WRITTEN EXERCISE: From the listing below, return each line that includes "training".

RAW RECORDS:

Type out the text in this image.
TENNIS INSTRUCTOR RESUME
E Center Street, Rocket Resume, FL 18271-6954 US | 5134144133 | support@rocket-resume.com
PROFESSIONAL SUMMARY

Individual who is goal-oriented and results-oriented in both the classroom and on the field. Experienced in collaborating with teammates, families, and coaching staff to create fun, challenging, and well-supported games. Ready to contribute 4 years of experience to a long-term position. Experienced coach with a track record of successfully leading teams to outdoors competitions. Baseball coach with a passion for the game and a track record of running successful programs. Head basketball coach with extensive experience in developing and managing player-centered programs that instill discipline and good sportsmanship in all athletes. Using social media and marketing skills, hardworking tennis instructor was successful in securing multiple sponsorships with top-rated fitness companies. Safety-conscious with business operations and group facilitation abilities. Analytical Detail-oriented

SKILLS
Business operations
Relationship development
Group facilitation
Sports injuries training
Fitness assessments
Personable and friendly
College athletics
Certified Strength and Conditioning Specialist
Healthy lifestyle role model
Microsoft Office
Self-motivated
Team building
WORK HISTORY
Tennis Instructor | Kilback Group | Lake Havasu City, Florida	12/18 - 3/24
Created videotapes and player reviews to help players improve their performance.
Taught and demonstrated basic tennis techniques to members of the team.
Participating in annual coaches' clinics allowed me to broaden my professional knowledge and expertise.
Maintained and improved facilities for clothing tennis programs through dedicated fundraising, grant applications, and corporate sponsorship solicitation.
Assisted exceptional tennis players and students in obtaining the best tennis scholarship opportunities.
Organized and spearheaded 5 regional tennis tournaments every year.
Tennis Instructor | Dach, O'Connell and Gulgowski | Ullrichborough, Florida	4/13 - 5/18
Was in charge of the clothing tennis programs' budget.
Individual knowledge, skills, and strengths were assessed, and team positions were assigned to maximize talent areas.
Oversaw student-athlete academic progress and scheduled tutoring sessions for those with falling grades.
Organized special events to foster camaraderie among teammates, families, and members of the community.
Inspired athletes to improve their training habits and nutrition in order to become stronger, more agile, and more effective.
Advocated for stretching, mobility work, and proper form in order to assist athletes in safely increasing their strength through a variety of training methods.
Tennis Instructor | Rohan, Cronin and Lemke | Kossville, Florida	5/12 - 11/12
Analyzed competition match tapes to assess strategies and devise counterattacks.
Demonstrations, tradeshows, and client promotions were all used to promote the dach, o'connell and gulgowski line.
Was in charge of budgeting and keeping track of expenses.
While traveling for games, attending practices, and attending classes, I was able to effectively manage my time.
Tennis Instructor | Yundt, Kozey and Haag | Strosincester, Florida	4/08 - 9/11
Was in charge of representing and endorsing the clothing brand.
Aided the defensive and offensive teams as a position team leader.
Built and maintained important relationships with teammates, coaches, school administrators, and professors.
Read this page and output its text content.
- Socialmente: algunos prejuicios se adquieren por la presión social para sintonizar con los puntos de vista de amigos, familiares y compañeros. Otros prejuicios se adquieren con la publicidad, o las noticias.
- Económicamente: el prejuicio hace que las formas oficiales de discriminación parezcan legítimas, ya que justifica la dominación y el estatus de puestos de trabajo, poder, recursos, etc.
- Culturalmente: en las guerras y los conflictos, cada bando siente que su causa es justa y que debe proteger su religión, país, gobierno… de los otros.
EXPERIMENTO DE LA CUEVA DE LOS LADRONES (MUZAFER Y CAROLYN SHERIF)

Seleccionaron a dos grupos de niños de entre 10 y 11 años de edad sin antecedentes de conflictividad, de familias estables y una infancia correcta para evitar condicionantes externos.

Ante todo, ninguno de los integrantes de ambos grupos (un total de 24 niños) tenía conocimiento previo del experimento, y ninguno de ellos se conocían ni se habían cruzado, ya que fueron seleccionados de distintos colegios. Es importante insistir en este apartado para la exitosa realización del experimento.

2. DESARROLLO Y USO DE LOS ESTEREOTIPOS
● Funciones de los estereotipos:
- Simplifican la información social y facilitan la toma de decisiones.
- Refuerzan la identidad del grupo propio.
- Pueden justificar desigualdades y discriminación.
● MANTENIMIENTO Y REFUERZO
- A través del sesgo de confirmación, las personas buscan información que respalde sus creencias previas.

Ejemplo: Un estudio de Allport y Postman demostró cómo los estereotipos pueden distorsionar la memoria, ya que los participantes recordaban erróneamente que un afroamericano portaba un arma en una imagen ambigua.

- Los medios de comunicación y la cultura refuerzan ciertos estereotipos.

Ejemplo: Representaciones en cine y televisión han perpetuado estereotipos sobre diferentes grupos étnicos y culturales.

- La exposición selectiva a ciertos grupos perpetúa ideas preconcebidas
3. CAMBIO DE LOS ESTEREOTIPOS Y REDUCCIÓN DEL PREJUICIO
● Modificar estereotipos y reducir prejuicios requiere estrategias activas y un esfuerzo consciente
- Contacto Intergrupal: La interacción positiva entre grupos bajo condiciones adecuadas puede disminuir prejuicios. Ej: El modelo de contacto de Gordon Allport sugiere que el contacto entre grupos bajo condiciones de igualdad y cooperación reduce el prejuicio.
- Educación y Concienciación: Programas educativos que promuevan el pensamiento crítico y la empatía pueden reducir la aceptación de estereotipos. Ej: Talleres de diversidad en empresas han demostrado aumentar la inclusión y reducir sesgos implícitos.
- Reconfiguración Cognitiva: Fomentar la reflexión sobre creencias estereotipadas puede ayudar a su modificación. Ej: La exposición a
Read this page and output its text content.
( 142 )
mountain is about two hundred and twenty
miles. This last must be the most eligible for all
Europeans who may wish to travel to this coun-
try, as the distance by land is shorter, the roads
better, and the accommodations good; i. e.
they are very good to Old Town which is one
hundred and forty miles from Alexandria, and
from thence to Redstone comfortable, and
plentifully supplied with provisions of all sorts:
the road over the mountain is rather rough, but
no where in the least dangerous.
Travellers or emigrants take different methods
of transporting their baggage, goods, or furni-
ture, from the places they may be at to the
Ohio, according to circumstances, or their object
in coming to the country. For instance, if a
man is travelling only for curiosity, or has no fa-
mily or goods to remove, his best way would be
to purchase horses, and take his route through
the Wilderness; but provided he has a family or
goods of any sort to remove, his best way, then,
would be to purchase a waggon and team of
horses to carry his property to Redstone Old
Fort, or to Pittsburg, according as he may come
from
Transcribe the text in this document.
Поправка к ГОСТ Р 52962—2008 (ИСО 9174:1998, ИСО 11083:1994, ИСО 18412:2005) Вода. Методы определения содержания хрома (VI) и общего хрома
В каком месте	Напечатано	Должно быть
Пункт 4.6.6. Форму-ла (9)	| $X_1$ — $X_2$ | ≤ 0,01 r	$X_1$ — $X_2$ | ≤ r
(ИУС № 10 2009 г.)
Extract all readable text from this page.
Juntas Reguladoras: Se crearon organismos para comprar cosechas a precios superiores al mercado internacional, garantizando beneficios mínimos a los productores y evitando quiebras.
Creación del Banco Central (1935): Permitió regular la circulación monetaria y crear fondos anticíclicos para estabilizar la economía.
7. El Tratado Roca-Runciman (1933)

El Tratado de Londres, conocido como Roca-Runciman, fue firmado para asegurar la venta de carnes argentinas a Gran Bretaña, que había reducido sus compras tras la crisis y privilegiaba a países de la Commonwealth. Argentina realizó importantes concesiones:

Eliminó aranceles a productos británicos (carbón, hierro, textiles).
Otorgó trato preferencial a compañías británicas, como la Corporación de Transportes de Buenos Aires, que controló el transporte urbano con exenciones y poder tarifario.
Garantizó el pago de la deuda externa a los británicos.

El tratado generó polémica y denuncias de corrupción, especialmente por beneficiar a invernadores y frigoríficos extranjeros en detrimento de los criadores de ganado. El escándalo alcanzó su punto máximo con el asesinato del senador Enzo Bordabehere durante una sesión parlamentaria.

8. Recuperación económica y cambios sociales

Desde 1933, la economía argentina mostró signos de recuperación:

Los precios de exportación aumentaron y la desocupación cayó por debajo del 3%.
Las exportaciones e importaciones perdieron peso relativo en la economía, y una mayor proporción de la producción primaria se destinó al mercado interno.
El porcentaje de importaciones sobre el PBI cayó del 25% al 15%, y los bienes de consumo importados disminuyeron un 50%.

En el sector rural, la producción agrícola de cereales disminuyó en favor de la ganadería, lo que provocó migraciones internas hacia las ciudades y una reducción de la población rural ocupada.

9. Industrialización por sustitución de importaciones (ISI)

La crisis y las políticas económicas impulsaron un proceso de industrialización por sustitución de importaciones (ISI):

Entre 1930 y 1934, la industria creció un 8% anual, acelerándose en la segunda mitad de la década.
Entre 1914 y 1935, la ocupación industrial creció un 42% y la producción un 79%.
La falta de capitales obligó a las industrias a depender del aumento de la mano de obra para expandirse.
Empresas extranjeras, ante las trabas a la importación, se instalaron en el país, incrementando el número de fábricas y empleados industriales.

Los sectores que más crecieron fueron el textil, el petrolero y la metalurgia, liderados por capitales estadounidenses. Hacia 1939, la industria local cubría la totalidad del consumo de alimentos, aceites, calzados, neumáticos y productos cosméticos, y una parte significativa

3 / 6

RESPONSE TO THIS TASK:
Sports injuries training
Inspired athletes to improve their training habits and nutrition in order to become stronger, more agile, and more effective.
Advocated for stretching, mobility work, and proper form in order to assist athletes in safely increasing their strength through a variety of training methods.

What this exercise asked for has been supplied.